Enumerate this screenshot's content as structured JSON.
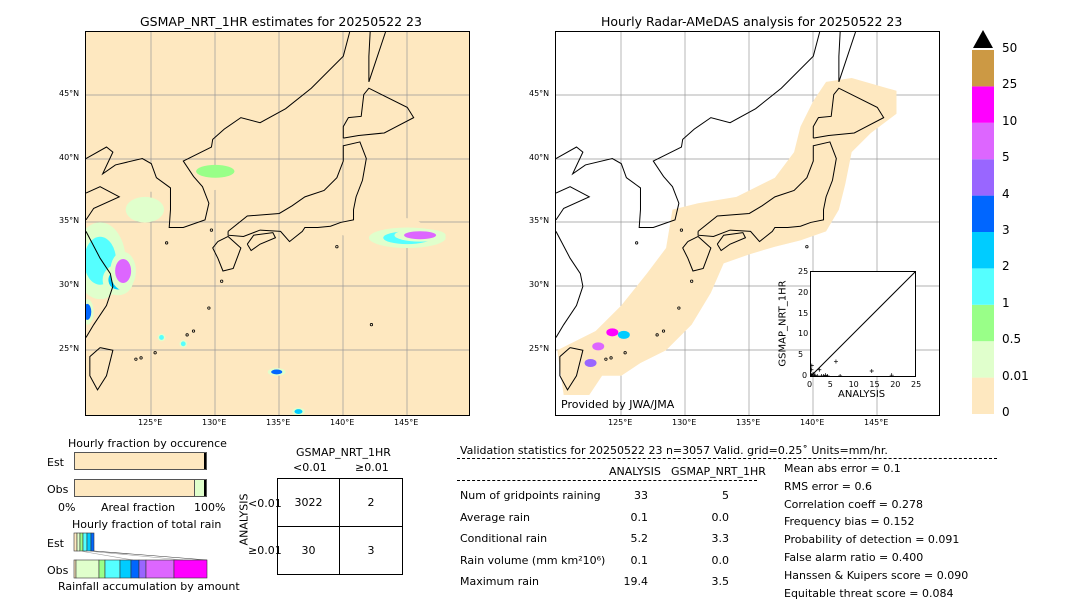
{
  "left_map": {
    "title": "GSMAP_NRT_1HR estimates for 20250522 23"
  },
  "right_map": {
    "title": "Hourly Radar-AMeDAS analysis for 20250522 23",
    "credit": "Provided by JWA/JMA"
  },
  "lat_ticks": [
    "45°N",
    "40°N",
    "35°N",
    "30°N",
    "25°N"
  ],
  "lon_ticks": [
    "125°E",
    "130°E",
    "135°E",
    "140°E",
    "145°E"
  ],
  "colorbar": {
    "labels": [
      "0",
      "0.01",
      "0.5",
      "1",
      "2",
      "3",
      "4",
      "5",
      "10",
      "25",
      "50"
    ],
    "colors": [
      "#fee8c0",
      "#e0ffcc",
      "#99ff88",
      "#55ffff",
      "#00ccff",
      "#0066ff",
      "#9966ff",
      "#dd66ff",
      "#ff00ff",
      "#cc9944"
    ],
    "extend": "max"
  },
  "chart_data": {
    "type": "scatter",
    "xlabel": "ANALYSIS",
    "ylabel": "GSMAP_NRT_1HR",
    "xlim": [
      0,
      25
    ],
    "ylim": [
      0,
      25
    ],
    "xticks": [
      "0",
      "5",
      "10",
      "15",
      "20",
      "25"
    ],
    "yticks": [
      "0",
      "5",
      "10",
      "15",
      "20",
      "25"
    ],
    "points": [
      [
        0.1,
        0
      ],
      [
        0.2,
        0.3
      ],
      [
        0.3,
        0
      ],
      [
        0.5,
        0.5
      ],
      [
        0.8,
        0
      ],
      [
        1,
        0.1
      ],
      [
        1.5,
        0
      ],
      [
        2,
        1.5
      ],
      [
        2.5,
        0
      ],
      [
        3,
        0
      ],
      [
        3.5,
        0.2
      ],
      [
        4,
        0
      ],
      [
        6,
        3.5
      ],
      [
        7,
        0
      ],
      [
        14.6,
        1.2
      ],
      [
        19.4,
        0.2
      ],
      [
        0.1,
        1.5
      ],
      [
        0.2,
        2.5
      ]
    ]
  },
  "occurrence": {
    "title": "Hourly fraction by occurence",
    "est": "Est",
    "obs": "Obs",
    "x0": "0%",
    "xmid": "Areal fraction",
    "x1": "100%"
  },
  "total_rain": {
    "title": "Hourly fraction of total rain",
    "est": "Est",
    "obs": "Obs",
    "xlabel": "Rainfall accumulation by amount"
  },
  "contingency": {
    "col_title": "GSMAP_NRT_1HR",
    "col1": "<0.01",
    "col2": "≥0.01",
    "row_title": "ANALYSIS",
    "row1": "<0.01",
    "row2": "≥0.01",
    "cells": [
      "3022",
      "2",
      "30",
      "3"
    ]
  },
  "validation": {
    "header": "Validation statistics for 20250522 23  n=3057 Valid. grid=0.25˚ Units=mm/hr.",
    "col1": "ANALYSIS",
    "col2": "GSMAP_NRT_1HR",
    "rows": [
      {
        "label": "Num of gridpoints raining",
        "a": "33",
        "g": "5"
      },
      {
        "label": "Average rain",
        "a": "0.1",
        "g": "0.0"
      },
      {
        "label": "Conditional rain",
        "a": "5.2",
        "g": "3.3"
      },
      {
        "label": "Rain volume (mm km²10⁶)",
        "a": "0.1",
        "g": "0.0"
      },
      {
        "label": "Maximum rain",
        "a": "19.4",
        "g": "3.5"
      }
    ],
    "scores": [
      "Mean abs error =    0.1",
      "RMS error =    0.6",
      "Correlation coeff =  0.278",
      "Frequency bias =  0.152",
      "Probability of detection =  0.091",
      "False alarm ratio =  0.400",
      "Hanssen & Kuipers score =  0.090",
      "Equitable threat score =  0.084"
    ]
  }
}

┄┄┄┄┄┄┄┄┄┄

Challenge
Pictures are excluded; repeat every record exactly.

Answer to the exercise
Enumerate this screenshot's content as structured JSON.
{
  "left_map": {
    "title": "GSMAP_NRT_1HR estimates for 20250522 23"
  },
  "right_map": {
    "title": "Hourly Radar-AMeDAS analysis for 20250522 23",
    "credit": "Provided by JWA/JMA"
  },
  "lat_ticks": [
    "45°N",
    "40°N",
    "35°N",
    "30°N",
    "25°N"
  ],
  "lon_ticks": [
    "125°E",
    "130°E",
    "135°E",
    "140°E",
    "145°E"
  ],
  "colorbar": {
    "labels": [
      "0",
      "0.01",
      "0.5",
      "1",
      "2",
      "3",
      "4",
      "5",
      "10",
      "25",
      "50"
    ],
    "colors": [
      "#fee8c0",
      "#e0ffcc",
      "#99ff88",
      "#55ffff",
      "#00ccff",
      "#0066ff",
      "#9966ff",
      "#dd66ff",
      "#ff00ff",
      "#cc9944"
    ],
    "extend": "max"
  },
  "chart_data": {
    "type": "scatter",
    "xlabel": "ANALYSIS",
    "ylabel": "GSMAP_NRT_1HR",
    "xlim": [
      0,
      25
    ],
    "ylim": [
      0,
      25
    ],
    "xticks": [
      "0",
      "5",
      "10",
      "15",
      "20",
      "25"
    ],
    "yticks": [
      "0",
      "5",
      "10",
      "15",
      "20",
      "25"
    ],
    "points": [
      [
        0.1,
        0
      ],
      [
        0.2,
        0.3
      ],
      [
        0.3,
        0
      ],
      [
        0.5,
        0.5
      ],
      [
        0.8,
        0
      ],
      [
        1,
        0.1
      ],
      [
        1.5,
        0
      ],
      [
        2,
        1.5
      ],
      [
        2.5,
        0
      ],
      [
        3,
        0
      ],
      [
        3.5,
        0.2
      ],
      [
        4,
        0
      ],
      [
        6,
        3.5
      ],
      [
        7,
        0
      ],
      [
        14.6,
        1.2
      ],
      [
        19.4,
        0.2
      ],
      [
        0.1,
        1.5
      ],
      [
        0.2,
        2.5
      ]
    ]
  },
  "occurrence": {
    "title": "Hourly fraction by occurence",
    "est": "Est",
    "obs": "Obs",
    "x0": "0%",
    "xmid": "Areal fraction",
    "x1": "100%"
  },
  "total_rain": {
    "title": "Hourly fraction of total rain",
    "est": "Est",
    "obs": "Obs",
    "xlabel": "Rainfall accumulation by amount"
  },
  "contingency": {
    "col_title": "GSMAP_NRT_1HR",
    "col1": "<0.01",
    "col2": "≥0.01",
    "row_title": "ANALYSIS",
    "row1": "<0.01",
    "row2": "≥0.01",
    "cells": [
      "3022",
      "2",
      "30",
      "3"
    ]
  },
  "validation": {
    "header": "Validation statistics for 20250522 23  n=3057 Valid. grid=0.25˚ Units=mm/hr.",
    "col1": "ANALYSIS",
    "col2": "GSMAP_NRT_1HR",
    "rows": [
      {
        "label": "Num of gridpoints raining",
        "a": "33",
        "g": "5"
      },
      {
        "label": "Average rain",
        "a": "0.1",
        "g": "0.0"
      },
      {
        "label": "Conditional rain",
        "a": "5.2",
        "g": "3.3"
      },
      {
        "label": "Rain volume (mm km²10⁶)",
        "a": "0.1",
        "g": "0.0"
      },
      {
        "label": "Maximum rain",
        "a": "19.4",
        "g": "3.5"
      }
    ],
    "scores": [
      "Mean abs error =    0.1",
      "RMS error =    0.6",
      "Correlation coeff =  0.278",
      "Frequency bias =  0.152",
      "Probability of detection =  0.091",
      "False alarm ratio =  0.400",
      "Hanssen & Kuipers score =  0.090",
      "Equitable threat score =  0.084"
    ]
  }
}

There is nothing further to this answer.